--- Supplied material ---

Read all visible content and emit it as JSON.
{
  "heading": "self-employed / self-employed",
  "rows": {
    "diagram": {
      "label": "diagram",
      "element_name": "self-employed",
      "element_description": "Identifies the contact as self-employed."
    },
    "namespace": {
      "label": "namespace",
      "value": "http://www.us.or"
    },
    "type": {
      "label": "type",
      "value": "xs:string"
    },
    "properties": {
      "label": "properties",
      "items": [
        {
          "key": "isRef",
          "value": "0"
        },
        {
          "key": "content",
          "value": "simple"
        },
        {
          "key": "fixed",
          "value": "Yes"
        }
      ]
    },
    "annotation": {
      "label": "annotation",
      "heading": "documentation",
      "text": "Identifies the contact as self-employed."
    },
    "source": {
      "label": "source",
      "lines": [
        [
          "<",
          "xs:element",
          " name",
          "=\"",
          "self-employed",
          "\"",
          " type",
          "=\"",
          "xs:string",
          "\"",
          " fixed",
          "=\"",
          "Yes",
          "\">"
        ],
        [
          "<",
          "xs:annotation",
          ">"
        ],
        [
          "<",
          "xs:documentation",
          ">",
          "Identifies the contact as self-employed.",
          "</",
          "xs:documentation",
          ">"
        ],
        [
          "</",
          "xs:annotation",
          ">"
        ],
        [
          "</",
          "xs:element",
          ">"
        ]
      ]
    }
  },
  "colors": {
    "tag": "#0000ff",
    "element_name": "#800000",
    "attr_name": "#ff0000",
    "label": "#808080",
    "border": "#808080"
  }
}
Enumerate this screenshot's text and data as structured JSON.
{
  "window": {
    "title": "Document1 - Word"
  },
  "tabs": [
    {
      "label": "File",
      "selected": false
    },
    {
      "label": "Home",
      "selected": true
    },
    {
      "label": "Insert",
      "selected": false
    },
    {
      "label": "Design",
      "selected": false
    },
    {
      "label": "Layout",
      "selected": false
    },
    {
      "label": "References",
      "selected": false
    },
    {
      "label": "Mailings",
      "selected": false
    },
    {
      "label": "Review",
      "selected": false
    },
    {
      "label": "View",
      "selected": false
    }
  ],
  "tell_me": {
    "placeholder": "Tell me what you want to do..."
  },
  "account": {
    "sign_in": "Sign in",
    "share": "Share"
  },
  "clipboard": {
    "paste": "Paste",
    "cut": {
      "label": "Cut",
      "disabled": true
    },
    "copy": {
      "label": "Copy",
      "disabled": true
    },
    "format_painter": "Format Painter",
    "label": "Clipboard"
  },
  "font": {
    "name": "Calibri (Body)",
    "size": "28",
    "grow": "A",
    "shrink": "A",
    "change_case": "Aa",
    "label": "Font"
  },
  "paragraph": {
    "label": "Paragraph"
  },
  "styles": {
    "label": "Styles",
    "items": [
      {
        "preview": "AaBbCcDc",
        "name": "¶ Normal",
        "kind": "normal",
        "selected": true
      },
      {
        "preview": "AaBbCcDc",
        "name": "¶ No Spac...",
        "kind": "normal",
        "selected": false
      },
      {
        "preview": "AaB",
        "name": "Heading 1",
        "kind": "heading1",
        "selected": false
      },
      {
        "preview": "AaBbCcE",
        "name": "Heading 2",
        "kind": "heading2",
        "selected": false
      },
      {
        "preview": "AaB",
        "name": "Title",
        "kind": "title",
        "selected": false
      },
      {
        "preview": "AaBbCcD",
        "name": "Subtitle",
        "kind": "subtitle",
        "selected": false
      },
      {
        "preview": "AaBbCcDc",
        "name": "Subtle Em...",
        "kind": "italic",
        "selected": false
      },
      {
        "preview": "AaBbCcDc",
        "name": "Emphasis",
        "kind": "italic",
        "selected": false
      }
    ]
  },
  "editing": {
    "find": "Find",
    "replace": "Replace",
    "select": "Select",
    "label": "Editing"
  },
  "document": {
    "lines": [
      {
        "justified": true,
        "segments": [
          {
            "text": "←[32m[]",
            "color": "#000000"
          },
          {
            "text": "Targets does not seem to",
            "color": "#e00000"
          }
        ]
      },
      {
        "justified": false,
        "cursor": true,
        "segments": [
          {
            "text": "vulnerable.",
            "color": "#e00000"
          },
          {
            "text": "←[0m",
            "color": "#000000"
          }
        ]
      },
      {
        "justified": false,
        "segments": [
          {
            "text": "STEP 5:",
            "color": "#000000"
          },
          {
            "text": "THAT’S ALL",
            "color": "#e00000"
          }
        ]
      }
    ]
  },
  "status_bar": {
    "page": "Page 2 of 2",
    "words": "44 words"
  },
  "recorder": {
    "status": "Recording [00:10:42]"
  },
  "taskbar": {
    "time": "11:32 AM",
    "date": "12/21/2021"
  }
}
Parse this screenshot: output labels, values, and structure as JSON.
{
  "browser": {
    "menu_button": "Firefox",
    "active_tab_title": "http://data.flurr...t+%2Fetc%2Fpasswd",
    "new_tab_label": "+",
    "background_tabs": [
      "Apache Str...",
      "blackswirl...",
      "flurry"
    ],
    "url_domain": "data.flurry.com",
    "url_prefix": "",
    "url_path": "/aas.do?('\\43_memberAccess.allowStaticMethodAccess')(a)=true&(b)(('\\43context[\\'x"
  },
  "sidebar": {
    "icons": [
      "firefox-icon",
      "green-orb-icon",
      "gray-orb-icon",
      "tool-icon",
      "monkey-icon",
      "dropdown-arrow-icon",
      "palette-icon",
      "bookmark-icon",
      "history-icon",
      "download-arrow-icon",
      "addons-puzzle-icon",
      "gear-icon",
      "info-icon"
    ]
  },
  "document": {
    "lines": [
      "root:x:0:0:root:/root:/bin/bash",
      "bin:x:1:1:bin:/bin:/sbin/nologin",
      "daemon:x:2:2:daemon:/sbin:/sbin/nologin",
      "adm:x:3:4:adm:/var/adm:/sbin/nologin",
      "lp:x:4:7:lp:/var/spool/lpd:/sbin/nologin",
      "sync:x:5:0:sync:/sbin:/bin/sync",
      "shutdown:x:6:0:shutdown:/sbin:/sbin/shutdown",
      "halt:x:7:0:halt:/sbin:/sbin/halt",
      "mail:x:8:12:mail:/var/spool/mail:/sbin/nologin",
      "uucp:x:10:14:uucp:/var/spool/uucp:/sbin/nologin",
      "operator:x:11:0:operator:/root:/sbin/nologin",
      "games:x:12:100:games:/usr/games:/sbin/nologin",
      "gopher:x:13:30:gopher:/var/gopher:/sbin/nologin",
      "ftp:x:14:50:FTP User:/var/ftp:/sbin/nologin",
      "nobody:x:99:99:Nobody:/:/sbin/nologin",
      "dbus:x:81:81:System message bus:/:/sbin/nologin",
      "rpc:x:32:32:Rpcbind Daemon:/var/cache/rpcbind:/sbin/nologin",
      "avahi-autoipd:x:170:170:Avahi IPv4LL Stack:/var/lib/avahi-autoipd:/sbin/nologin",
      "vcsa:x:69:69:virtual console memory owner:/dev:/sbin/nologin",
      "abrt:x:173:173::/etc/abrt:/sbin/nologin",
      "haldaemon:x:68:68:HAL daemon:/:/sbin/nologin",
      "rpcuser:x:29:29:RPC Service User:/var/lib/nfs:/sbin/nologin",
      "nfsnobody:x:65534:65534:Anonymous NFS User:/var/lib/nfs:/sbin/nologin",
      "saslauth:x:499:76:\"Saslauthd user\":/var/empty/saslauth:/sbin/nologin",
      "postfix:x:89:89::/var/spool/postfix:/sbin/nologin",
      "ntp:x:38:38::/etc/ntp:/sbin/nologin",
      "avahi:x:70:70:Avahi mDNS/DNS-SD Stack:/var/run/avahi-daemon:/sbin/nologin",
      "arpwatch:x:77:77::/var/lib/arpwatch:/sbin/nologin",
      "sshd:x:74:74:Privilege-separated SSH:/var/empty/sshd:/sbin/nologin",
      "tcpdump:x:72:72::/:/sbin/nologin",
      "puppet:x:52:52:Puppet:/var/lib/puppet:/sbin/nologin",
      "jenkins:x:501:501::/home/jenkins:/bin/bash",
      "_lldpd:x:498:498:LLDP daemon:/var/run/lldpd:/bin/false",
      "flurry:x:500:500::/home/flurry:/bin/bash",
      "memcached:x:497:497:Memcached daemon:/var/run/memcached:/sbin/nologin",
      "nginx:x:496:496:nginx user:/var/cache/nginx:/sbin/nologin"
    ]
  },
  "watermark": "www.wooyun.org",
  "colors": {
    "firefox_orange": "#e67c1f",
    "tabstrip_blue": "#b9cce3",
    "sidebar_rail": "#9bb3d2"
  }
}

---

Search the lines for the string "kind" and copy every line that has it.

== Result below ==
        "kind": "normal",
        "kind": "normal",
        "kind": "heading1",
        "kind": "heading2",
        "kind": "title",
        "kind": "subtitle",
        "kind": "italic",
        "kind": "italic",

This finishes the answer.